:: WORKING DATA ::
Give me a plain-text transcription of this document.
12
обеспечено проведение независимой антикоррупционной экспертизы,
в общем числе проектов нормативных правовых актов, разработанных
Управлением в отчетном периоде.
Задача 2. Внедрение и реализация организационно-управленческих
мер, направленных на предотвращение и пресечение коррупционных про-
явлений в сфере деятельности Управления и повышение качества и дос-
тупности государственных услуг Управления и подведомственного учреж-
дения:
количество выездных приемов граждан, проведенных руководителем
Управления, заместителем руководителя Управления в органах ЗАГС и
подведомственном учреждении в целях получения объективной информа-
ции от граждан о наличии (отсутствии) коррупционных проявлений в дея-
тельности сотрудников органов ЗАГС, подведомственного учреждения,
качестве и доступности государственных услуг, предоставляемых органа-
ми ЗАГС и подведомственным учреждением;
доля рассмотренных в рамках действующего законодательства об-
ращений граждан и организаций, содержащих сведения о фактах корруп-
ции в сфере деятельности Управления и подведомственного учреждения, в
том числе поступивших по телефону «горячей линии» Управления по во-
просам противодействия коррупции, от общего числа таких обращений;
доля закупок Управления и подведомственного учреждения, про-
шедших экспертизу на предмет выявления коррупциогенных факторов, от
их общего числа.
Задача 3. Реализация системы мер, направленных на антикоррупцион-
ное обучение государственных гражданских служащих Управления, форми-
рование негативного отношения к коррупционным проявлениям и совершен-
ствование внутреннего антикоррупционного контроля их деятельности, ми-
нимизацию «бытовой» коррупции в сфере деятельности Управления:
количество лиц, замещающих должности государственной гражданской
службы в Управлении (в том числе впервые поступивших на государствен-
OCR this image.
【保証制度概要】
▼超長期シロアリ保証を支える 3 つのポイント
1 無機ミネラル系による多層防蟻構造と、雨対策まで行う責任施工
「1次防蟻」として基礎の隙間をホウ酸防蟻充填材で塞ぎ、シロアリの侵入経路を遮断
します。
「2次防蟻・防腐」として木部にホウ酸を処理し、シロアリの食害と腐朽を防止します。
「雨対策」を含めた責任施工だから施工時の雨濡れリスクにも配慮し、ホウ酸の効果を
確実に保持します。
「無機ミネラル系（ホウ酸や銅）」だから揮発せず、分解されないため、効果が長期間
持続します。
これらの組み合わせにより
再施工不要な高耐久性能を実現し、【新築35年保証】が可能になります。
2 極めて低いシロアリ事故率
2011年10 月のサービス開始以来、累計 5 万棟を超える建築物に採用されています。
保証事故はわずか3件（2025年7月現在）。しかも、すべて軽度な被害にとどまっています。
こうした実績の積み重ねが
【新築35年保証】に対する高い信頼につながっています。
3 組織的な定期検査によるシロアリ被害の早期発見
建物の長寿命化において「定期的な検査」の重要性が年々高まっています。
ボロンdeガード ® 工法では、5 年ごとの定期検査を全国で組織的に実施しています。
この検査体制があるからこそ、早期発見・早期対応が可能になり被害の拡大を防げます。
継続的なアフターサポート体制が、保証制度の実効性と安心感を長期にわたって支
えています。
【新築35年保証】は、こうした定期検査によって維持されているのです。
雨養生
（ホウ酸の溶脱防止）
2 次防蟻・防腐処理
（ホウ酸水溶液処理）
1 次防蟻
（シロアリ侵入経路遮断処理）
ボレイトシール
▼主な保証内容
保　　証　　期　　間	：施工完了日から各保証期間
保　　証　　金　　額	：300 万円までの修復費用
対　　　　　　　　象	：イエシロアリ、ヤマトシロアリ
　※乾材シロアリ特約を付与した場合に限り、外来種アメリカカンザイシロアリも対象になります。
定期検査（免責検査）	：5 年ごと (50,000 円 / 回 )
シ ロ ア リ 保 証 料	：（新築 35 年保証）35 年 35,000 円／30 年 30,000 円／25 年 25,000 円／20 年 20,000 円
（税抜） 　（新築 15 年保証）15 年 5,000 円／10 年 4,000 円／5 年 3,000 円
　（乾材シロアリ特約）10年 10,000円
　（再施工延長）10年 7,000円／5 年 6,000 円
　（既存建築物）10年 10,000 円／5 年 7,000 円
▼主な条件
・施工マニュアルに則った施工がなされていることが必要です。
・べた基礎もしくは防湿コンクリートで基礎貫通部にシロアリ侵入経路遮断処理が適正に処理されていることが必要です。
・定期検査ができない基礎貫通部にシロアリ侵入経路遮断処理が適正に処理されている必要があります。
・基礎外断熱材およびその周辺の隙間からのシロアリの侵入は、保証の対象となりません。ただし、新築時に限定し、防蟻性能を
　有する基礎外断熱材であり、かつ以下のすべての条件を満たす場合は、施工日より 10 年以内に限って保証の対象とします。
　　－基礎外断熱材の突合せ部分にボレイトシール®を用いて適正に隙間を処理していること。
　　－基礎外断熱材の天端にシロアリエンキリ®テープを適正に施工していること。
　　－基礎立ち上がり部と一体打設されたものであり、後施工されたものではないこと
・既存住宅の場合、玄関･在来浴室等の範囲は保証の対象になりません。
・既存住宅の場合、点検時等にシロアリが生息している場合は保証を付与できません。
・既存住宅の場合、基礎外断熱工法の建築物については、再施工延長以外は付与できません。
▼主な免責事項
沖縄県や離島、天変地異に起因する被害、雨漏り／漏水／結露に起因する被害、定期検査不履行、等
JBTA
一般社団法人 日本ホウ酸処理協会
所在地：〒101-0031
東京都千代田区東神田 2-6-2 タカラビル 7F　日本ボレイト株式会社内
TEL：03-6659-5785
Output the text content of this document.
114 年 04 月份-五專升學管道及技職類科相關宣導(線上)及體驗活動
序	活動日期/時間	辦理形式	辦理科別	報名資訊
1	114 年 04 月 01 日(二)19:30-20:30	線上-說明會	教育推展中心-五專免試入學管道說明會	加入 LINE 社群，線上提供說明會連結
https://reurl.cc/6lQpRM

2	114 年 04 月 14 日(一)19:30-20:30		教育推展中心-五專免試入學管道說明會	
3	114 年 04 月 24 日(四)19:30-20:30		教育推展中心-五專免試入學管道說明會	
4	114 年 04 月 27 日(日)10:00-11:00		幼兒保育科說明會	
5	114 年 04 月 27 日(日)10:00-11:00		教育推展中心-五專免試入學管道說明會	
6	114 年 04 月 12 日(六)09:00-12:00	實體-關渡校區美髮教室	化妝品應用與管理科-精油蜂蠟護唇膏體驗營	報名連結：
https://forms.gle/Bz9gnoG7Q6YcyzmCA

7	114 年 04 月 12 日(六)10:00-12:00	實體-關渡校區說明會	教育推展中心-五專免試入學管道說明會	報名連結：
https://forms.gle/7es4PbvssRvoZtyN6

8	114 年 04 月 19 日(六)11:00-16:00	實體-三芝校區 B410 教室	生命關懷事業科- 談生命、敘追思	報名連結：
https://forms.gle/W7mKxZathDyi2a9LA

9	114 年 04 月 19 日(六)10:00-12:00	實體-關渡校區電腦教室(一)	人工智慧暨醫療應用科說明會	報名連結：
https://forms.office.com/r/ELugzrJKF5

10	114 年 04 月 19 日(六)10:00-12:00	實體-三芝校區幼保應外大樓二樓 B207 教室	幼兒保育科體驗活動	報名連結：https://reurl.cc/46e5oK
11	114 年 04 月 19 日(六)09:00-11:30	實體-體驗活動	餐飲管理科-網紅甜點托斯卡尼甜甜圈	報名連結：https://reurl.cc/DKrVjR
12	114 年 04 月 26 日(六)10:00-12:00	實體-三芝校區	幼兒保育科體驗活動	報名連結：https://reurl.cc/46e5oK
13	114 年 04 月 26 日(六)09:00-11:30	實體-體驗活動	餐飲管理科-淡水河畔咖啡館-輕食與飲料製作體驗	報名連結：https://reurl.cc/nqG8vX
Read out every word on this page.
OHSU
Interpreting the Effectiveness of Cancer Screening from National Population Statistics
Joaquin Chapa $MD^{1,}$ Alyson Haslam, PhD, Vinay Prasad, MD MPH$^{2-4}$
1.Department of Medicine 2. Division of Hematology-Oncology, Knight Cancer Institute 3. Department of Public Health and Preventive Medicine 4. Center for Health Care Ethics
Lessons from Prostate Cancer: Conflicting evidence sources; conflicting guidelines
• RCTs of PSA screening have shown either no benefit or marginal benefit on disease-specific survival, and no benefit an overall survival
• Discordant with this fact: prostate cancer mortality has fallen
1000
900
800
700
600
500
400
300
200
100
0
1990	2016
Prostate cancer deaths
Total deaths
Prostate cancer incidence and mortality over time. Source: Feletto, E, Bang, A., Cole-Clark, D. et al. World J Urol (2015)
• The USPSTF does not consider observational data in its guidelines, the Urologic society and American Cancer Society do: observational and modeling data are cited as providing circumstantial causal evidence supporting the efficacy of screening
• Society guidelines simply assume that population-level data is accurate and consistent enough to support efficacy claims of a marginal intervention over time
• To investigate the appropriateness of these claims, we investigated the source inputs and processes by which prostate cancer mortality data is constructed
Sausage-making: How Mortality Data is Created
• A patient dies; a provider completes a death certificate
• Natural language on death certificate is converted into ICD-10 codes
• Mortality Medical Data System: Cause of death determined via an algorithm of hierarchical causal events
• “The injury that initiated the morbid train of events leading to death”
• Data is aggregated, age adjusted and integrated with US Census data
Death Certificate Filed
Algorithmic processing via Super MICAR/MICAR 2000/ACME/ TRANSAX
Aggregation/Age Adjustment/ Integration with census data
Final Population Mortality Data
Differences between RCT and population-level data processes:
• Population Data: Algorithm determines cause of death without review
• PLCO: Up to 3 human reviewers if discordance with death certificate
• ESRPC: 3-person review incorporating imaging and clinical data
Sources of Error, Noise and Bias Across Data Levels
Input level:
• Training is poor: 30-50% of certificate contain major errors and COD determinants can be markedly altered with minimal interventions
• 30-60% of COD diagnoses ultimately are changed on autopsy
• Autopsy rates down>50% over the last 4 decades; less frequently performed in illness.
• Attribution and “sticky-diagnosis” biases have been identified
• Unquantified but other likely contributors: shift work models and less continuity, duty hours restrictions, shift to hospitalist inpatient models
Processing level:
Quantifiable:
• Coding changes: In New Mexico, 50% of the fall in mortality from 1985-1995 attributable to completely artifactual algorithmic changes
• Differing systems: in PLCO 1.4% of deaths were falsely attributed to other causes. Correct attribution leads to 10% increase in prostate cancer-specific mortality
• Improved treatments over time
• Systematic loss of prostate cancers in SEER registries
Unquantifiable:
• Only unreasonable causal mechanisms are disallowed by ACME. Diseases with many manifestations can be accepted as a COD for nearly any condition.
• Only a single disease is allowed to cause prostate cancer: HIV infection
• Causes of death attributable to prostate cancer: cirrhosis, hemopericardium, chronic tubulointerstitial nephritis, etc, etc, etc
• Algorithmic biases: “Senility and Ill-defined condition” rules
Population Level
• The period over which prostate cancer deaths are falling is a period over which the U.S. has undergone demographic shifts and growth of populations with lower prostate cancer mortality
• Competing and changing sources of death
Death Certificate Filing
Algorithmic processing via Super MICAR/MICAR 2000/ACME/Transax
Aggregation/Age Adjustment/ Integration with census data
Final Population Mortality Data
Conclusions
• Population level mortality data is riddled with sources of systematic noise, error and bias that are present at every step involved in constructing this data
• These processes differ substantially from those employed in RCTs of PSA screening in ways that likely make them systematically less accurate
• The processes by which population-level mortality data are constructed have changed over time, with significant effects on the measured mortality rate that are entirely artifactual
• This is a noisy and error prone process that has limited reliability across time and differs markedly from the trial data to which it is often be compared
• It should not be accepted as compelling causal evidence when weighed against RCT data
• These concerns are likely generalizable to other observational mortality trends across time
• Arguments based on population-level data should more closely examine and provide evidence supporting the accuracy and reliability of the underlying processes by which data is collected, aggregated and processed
:::
> **WHAT YOU SHOULD DO**
From the material above, copy each line that includes the word "causal".

> **EXERCISE OUTPUT**
• The USPSTF does not consider observational data in its guidelines, the Urologic society and American Cancer Society do: observational and modeling data are cited as providing circumstantial causal evidence supporting the efficacy of screening
• Mortality Medical Data System: Cause of death determined via an algorithm of hierarchical causal events
• Only unreasonable causal mechanisms are disallowed by ACME. Diseases with many manifestations can be accepted as a COD for nearly any condition.
• It should not be accepted as compelling causal evidence when weighed against RCT data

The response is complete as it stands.